▶ GOAL:
Copy out every line in the items below that contains the string "List". Case counts.

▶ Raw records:
-*-*-

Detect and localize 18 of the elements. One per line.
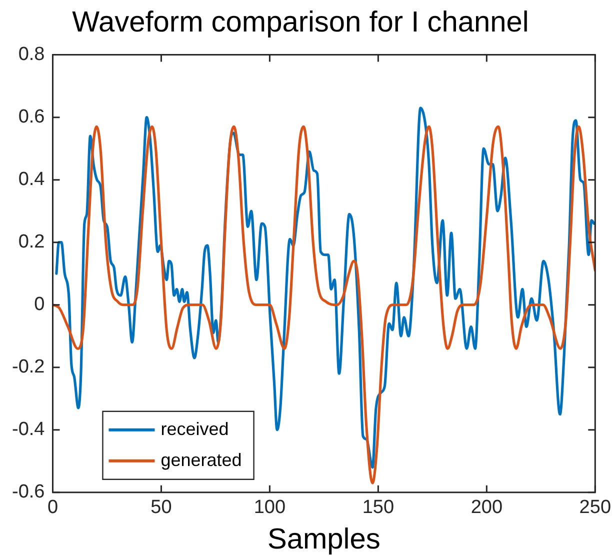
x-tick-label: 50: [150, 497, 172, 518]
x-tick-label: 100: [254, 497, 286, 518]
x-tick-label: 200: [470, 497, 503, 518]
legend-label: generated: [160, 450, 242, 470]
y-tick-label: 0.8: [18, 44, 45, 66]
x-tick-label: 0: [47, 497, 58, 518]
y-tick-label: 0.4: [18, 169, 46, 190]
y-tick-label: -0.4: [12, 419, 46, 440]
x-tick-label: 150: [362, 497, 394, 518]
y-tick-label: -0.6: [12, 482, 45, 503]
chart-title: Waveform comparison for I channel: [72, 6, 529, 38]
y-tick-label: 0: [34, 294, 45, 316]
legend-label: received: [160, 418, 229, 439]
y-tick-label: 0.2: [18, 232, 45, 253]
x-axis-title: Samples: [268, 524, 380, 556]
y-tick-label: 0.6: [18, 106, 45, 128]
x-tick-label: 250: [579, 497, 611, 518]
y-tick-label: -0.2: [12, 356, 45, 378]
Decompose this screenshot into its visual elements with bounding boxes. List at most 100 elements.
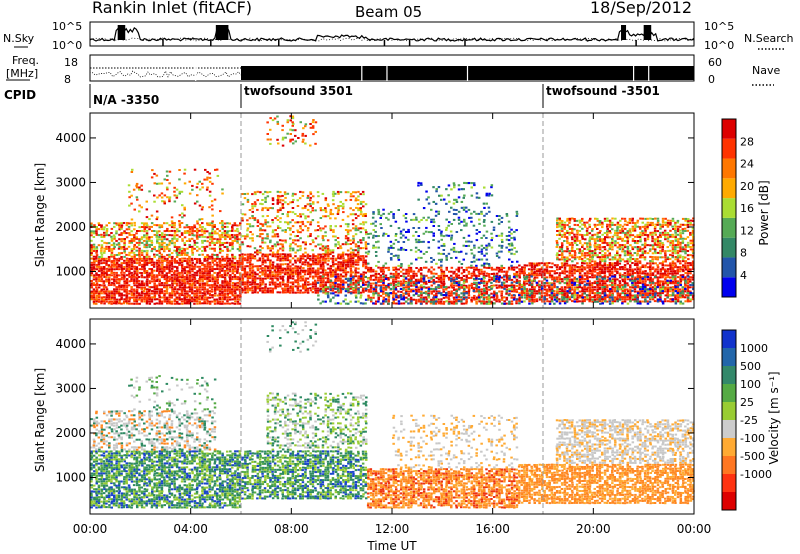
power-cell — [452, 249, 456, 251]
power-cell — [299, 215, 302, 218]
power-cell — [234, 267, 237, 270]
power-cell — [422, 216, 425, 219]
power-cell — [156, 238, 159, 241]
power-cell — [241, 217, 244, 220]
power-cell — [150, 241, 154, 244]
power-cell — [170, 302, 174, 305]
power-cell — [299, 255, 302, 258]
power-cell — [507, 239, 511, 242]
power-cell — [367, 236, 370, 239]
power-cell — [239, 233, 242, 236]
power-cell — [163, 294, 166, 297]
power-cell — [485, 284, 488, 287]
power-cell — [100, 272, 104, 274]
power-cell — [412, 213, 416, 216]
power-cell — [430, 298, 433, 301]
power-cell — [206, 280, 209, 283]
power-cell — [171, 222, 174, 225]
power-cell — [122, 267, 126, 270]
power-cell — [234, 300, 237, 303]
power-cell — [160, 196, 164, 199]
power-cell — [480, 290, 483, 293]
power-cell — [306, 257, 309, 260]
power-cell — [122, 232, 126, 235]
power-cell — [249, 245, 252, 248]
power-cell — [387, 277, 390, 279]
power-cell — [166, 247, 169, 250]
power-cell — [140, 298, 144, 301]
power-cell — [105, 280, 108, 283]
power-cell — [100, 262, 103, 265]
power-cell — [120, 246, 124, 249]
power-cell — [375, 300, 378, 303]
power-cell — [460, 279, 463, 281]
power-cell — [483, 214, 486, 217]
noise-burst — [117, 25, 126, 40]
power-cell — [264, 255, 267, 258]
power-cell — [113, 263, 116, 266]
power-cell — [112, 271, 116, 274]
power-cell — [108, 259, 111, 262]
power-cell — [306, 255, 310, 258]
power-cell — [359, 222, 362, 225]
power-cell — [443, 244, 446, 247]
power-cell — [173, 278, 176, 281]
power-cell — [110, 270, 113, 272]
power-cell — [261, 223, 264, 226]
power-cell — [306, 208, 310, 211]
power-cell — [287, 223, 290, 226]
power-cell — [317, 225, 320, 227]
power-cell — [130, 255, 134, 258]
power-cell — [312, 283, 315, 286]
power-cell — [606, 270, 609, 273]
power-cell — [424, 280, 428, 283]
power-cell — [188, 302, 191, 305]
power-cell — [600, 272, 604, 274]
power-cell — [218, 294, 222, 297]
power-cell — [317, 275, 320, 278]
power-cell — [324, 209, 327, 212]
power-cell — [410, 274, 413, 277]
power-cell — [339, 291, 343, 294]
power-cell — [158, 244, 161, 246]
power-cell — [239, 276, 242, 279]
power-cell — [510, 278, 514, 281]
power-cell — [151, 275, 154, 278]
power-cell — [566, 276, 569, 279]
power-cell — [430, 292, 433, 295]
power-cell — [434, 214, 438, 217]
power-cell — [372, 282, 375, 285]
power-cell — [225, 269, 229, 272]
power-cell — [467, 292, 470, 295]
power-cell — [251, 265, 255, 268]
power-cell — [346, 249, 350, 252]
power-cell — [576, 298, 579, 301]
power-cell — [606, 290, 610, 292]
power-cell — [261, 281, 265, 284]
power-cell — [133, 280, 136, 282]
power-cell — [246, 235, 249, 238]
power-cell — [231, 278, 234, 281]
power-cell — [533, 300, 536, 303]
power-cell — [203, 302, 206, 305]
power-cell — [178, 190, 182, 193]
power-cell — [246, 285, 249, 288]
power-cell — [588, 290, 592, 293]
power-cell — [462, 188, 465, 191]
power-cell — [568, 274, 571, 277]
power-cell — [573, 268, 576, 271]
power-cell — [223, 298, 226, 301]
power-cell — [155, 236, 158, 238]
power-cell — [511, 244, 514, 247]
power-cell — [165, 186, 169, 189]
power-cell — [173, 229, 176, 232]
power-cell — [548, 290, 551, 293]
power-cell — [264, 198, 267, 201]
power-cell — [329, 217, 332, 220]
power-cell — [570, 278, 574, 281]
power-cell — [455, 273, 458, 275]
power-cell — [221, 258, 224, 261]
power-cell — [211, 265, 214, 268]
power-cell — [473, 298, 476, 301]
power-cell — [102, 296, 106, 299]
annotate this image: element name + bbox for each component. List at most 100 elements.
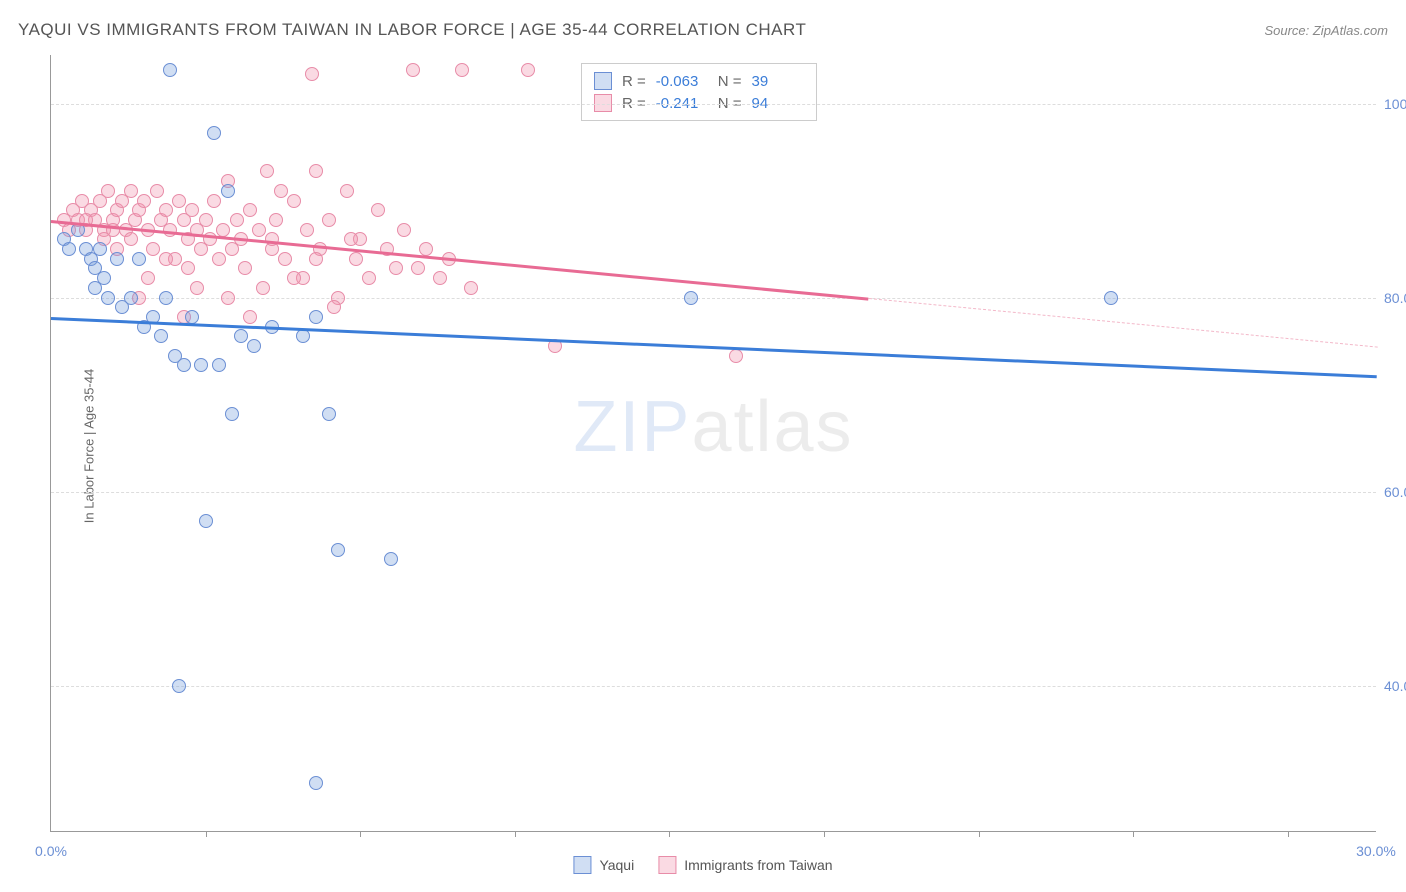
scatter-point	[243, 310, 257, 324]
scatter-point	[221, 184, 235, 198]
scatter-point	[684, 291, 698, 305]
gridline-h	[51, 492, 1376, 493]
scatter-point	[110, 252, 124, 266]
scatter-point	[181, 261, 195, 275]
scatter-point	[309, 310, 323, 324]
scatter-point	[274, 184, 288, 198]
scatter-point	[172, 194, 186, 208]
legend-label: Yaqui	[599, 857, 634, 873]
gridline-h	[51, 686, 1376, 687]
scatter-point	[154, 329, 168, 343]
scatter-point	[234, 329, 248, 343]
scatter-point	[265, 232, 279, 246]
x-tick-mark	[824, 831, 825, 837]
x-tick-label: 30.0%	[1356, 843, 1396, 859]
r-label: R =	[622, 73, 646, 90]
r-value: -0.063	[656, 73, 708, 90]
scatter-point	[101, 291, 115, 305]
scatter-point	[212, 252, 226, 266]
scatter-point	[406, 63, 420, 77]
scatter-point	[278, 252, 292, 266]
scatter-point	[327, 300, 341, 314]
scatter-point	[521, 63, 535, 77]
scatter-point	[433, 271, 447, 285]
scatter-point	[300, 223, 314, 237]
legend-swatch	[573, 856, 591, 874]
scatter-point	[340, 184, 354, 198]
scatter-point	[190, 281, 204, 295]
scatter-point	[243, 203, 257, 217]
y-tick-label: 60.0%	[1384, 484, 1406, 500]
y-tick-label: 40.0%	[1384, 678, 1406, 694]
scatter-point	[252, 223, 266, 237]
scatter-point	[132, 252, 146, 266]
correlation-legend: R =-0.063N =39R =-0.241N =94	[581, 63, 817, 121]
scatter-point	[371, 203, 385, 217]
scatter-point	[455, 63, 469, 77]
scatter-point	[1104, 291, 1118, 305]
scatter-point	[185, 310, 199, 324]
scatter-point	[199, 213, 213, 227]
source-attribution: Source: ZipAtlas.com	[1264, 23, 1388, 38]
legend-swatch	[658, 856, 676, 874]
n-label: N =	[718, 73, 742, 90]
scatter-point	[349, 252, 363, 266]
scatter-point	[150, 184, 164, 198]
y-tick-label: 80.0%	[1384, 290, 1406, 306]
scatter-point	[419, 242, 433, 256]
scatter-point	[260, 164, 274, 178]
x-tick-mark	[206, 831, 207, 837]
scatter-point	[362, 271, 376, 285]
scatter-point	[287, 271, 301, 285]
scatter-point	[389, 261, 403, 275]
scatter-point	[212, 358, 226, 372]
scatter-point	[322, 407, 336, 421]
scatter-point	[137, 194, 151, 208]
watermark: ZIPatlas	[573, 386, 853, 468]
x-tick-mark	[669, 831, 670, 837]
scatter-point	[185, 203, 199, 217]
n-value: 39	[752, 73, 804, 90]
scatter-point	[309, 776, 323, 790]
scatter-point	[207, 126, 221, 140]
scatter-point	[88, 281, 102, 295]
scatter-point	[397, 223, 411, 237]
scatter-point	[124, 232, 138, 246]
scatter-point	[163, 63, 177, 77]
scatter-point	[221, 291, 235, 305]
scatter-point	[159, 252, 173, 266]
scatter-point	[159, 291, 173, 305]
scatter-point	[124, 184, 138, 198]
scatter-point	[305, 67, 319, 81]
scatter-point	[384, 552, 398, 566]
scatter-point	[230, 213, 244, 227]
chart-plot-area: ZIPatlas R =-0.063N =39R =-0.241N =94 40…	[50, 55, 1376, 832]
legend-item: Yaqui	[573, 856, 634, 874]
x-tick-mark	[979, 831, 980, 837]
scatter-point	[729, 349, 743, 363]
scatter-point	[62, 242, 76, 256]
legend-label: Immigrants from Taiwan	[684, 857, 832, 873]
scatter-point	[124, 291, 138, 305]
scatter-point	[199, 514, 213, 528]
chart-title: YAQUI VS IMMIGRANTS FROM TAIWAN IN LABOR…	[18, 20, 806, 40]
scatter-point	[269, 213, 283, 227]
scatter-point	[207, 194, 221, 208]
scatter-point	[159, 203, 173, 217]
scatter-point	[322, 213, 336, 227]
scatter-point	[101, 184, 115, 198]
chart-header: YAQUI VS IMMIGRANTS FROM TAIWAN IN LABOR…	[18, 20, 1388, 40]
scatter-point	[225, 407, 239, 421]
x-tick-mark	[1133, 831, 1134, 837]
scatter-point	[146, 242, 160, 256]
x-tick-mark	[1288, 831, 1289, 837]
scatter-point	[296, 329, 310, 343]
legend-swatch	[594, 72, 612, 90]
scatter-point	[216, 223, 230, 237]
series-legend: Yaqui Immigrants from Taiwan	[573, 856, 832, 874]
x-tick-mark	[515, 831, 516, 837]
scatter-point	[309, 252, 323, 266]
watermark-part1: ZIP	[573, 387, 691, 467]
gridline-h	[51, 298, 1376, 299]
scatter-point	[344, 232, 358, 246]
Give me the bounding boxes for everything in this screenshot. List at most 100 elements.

-*-*-

▶ TASK ANSWER:
Decompose this screenshot into its visual elements with bounding boxes. List at most 100 elements.
annotate this image: element name + bbox for each component. List at most 100 elements.
Give me the bounding boxes for everything in this screenshot. List at most 100 elements.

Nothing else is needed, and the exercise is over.